Problem requirements: Could you give again, word for word, the lines from the start of the records up to and including the line containing "ruler-height-label: 33px bbox=[29, 380, 39, 404]"?

(Annotated region listings)
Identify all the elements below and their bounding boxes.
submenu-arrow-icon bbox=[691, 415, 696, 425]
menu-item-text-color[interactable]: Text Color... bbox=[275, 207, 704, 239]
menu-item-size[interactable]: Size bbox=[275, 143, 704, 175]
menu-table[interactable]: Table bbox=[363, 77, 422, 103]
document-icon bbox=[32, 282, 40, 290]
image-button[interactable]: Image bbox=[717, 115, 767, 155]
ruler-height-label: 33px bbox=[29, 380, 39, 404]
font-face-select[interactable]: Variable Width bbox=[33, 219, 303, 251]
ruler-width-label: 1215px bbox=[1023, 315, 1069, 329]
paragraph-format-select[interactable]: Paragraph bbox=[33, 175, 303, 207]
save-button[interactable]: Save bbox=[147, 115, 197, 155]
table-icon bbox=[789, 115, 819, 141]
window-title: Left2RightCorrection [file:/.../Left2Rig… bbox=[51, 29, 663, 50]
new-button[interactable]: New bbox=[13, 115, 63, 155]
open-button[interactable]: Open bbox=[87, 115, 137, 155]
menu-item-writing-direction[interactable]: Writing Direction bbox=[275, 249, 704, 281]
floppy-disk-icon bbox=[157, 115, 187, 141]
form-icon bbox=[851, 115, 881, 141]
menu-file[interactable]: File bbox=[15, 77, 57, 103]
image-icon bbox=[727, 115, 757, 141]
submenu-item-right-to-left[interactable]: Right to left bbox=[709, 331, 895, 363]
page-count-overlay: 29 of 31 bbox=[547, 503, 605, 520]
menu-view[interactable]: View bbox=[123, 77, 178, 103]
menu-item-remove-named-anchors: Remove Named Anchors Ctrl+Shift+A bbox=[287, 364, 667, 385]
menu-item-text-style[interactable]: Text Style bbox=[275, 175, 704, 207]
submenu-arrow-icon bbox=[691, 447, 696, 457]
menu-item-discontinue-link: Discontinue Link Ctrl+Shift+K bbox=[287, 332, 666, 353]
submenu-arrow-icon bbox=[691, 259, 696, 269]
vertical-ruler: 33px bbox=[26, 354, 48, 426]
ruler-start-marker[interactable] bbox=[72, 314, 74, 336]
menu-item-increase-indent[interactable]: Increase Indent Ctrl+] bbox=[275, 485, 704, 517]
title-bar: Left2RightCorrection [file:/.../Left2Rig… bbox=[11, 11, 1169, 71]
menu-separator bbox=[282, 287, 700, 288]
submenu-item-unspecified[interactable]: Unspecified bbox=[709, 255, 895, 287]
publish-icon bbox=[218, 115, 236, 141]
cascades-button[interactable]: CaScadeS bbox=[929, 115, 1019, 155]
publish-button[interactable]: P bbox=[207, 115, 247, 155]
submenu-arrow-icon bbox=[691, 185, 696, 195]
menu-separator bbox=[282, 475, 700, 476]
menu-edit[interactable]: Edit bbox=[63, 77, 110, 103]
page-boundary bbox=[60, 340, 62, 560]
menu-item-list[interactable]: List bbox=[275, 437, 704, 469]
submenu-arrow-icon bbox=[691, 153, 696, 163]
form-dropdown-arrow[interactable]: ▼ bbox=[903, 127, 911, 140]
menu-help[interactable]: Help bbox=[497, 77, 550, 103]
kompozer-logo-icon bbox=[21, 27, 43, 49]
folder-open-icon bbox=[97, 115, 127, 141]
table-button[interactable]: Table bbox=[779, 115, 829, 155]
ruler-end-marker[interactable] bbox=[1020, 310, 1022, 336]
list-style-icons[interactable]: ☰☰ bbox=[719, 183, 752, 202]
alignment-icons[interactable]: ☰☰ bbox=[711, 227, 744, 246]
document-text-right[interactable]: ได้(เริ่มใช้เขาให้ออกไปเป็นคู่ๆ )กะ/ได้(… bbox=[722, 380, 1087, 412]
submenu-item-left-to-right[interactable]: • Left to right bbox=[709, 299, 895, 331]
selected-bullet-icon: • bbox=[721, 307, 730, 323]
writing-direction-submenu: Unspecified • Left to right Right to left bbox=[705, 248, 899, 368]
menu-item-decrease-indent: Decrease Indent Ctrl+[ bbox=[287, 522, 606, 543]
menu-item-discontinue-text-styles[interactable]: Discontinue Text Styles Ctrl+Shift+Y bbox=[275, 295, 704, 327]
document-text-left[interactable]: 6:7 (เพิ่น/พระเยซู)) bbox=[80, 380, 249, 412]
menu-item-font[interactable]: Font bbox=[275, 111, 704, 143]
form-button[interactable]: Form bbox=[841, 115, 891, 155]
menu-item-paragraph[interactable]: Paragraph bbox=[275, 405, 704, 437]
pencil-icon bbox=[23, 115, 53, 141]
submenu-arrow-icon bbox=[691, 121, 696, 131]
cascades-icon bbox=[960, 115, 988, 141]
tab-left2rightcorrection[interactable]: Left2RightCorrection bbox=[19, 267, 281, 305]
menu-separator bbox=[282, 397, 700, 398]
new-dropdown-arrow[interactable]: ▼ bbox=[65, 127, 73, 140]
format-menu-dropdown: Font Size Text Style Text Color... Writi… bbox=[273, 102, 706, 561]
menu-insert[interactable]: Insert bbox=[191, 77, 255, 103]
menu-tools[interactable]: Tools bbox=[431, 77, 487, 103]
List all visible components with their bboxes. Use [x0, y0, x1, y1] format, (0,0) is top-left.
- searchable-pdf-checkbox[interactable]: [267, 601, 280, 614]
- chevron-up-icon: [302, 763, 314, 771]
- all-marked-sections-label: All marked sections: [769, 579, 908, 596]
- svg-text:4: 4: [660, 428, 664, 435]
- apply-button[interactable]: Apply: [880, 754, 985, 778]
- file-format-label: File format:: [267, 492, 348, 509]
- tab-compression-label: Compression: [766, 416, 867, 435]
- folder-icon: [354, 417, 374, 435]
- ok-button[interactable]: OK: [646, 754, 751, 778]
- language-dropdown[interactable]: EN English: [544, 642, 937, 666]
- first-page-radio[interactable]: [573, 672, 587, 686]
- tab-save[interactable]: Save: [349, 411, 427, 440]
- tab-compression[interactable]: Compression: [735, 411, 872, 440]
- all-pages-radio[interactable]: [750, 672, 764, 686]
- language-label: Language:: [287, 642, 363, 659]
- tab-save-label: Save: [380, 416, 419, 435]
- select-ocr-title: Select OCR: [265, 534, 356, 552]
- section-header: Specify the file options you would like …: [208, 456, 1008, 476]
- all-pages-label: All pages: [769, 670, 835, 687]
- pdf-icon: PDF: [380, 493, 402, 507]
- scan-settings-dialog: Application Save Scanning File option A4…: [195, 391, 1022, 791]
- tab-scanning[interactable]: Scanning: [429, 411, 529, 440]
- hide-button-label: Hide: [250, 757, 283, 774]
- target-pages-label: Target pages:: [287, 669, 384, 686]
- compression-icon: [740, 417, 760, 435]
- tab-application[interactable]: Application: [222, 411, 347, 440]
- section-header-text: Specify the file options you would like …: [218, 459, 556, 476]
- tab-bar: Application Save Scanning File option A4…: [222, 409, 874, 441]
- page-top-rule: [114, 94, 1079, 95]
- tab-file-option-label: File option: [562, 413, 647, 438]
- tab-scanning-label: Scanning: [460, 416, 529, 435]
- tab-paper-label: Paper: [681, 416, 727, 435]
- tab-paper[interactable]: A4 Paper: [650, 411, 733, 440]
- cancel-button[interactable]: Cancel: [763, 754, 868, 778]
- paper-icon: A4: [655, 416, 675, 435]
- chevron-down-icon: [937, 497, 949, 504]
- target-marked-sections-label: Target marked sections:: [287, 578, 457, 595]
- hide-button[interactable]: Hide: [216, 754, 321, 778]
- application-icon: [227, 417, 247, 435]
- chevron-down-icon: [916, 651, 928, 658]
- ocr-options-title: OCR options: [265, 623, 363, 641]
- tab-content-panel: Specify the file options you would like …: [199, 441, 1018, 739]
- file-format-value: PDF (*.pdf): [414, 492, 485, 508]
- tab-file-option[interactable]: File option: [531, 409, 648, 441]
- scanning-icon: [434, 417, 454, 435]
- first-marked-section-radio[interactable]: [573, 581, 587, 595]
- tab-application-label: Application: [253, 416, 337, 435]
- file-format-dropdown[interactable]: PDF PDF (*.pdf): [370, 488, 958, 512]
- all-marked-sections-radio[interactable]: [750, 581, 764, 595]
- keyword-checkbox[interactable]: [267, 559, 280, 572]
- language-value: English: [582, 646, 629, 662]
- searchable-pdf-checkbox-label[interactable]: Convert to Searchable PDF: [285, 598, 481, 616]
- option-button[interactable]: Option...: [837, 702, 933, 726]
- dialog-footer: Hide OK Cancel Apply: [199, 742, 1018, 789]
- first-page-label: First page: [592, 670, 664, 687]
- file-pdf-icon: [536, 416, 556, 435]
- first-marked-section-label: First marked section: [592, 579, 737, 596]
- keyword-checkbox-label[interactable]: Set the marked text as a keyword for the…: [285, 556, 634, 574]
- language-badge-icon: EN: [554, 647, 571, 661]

Output for this exercise:
Identify all the elements below and their bounding boxes.
submenu-arrow-icon bbox=[691, 415, 696, 425]
menu-item-text-color[interactable]: Text Color... bbox=[275, 207, 704, 239]
menu-item-size[interactable]: Size bbox=[275, 143, 704, 175]
menu-table[interactable]: Table bbox=[363, 77, 422, 103]
document-icon bbox=[32, 282, 40, 290]
image-button[interactable]: Image bbox=[717, 115, 767, 155]
ruler-height-label: 33px bbox=[29, 380, 39, 404]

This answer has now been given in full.